§ Exercise requirements
Find every line in the listing that contains the word "name" and copy each one out. Matches must have the same capitalization.

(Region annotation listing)

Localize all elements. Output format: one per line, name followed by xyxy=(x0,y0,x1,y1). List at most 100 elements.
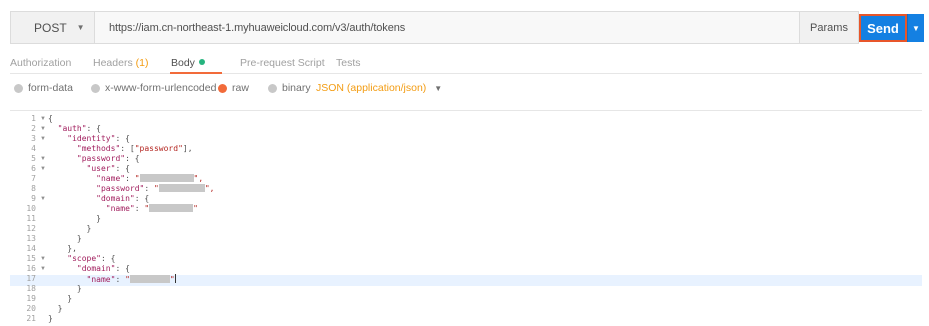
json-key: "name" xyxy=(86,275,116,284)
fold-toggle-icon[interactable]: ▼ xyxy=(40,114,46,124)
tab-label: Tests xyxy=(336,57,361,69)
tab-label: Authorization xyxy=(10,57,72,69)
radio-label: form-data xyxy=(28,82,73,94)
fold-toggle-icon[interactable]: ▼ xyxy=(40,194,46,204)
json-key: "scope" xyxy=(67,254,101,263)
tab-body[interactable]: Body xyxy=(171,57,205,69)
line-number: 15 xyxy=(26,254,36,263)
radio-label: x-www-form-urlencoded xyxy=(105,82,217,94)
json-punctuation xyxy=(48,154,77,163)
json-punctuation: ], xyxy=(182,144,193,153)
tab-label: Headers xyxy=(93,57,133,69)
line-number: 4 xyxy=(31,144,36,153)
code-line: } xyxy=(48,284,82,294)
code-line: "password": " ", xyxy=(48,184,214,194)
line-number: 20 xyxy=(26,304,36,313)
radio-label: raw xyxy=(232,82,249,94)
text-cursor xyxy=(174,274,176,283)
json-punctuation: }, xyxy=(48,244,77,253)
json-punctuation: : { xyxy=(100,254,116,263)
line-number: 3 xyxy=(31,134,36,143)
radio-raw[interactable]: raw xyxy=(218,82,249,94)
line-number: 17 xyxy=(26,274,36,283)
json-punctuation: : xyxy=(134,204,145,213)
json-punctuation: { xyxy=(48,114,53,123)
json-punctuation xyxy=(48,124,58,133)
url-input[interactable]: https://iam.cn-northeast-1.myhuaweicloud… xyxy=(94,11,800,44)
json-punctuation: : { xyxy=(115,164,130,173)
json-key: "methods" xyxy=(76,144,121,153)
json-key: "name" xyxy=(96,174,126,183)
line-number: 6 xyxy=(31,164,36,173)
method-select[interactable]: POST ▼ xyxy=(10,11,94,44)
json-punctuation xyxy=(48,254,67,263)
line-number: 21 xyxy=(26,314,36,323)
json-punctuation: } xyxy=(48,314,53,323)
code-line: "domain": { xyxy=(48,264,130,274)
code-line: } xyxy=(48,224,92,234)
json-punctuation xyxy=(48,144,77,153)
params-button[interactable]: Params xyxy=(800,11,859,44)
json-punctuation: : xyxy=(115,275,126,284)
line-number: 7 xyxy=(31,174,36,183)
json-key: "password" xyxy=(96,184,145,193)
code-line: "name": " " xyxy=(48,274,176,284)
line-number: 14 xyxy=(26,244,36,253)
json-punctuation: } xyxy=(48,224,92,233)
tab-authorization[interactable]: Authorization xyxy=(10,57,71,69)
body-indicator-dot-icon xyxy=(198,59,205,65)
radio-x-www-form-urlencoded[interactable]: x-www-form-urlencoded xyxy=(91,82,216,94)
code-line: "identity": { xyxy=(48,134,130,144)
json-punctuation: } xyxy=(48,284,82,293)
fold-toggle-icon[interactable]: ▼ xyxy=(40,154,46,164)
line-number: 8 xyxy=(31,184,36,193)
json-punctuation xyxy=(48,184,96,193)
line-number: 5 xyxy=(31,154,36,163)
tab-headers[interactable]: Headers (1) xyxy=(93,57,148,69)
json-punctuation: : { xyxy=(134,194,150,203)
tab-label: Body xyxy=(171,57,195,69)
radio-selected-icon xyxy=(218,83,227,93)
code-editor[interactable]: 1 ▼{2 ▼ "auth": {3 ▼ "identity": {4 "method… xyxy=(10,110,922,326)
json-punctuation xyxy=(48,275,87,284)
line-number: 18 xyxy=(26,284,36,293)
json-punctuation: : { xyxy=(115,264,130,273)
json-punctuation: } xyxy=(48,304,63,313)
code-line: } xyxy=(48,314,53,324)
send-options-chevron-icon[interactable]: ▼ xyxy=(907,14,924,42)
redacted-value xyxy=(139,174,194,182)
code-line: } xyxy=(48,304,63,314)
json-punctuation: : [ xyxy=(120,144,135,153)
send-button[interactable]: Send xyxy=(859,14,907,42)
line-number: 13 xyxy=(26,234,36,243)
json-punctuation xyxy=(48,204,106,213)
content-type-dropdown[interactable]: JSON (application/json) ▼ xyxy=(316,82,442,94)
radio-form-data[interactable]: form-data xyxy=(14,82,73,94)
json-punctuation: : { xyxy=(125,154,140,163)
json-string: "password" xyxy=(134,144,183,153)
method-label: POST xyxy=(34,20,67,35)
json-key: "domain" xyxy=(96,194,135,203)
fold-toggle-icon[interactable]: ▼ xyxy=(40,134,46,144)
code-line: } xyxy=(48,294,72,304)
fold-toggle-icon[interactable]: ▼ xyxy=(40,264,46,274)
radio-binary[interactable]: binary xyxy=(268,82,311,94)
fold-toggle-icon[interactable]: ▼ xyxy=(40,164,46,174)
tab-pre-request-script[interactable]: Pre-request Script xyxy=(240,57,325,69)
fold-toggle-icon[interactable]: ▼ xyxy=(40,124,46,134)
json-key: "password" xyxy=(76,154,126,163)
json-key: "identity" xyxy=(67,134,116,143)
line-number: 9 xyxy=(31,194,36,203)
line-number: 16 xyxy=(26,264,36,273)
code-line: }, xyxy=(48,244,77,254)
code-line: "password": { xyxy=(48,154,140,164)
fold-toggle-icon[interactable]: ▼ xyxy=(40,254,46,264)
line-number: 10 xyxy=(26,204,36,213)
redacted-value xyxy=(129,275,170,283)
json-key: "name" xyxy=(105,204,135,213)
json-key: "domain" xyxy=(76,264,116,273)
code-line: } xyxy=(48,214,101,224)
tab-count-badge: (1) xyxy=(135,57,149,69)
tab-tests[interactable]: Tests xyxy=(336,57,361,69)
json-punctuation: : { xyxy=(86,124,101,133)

§ Answer to the task
Localize all elements. Output format: one per line, name followed by xyxy=(x0,y0,x1,y1). List at most 100 elements.
json-key: "name" xyxy=(86,275,116,284)
json-key: "name" xyxy=(96,174,126,183)
code-line: "name": " " xyxy=(48,274,176,284)
json-key: "name" xyxy=(105,204,135,213)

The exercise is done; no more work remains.